# Data listing:
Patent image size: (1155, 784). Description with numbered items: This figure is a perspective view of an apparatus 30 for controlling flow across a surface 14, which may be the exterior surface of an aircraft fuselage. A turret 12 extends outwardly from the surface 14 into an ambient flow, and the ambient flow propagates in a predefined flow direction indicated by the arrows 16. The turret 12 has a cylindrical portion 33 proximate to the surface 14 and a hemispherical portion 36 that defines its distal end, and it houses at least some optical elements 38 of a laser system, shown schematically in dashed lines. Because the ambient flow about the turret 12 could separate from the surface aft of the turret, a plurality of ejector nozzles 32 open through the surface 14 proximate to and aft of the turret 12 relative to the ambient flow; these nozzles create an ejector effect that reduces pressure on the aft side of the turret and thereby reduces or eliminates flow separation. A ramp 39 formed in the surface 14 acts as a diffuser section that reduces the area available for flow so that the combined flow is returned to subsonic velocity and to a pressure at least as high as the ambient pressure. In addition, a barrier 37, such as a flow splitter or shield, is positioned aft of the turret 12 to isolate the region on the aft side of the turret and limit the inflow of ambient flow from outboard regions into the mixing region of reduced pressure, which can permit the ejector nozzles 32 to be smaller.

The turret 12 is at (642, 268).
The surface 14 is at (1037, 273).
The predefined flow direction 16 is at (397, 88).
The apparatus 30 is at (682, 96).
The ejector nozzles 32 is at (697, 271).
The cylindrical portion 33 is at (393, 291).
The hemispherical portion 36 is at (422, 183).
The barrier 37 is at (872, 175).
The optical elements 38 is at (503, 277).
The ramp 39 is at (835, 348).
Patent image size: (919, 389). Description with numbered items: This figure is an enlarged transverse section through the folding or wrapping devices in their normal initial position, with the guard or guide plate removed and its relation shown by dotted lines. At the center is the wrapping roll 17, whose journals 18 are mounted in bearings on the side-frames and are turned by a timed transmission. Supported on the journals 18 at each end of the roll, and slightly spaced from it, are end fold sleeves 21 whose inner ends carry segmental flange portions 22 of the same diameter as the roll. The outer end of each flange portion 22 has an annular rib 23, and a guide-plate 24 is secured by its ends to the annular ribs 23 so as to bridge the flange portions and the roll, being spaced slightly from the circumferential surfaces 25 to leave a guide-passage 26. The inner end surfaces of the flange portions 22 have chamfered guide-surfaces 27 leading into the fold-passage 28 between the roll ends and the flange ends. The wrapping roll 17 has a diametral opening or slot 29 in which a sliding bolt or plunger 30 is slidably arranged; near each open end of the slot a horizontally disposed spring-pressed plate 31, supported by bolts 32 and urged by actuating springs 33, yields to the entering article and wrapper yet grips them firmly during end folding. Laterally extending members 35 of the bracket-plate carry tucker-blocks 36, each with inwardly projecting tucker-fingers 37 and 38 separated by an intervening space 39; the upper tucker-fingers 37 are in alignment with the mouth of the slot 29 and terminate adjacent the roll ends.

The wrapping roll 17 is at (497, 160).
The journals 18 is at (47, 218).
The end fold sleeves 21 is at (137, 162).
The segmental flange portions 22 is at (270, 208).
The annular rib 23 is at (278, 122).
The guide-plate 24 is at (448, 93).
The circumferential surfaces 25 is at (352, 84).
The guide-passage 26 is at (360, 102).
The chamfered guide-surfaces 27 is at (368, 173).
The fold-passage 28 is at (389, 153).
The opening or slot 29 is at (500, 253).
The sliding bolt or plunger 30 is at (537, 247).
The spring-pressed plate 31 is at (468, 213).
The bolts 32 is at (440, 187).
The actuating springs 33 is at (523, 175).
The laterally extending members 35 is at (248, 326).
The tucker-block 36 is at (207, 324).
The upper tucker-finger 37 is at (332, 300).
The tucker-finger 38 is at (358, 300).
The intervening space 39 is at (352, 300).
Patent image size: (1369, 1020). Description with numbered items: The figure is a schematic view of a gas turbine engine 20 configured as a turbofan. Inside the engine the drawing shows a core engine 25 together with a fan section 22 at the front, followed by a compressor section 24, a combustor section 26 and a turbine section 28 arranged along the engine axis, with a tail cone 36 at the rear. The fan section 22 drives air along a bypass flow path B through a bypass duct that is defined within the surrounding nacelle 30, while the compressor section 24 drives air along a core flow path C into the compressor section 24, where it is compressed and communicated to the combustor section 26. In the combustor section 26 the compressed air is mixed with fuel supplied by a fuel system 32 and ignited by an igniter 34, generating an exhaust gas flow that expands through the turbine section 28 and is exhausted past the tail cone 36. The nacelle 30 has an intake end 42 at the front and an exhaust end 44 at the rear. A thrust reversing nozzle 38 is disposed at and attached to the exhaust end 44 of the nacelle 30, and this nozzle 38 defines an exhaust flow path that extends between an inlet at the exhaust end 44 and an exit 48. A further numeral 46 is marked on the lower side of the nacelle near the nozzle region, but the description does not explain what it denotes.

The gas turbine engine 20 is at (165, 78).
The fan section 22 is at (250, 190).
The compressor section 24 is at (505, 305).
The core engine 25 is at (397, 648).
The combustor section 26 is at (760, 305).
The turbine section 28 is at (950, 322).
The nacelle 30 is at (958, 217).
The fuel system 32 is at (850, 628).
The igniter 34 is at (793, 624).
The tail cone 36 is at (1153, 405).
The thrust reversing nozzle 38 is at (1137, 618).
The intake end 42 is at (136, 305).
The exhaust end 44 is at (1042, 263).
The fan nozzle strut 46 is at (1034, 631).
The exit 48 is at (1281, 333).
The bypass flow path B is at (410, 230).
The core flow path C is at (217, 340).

# WHAT YOU ARE ASKED TO DO:
Duplicate the lines of the data listing starting at the line that contains "Patent image size: (1369, 1020)." and ending at the line that contains "The gas turbine engine 20 is at (165, 78).", with both of those lines included.

# TASK OUTPUT:
Patent image size: (1369, 1020). Description with numbered items: The figure is a schematic view of a gas turbine engine 20 configured as a turbofan. Inside the engine the drawing shows a core engine 25 together with a fan section 22 at the front, followed by a compressor section 24, a combustor section 26 and a turbine section 28 arranged along the engine axis, with a tail cone 36 at the rear. The fan section 22 drives air along a bypass flow path B through a bypass duct that is defined within the surrounding nacelle 30, while the compressor section 24 drives air along a core flow path C into the compressor section 24, where it is compressed and communicated to the combustor section 26. In the combustor section 26 the compressed air is mixed with fuel supplied by a fuel system 32 and ignited by an igniter 34, generating an exhaust gas flow that expands through the turbine section 28 and is exhausted past the tail cone 36. The nacelle 30 has an intake end 42 at the front and an exhaust end 44 at the rear. A thrust reversing nozzle 38 is disposed at and attached to the exhaust end 44 of the nacelle 30, and this nozzle 38 defines an exhaust flow path that extends between an inlet at the exhaust end 44 and an exit 48. A further numeral 46 is marked on the lower side of the nacelle near the nozzle region, but the description does not explain what it denotes.

The gas turbine engine 20 is at (165, 78).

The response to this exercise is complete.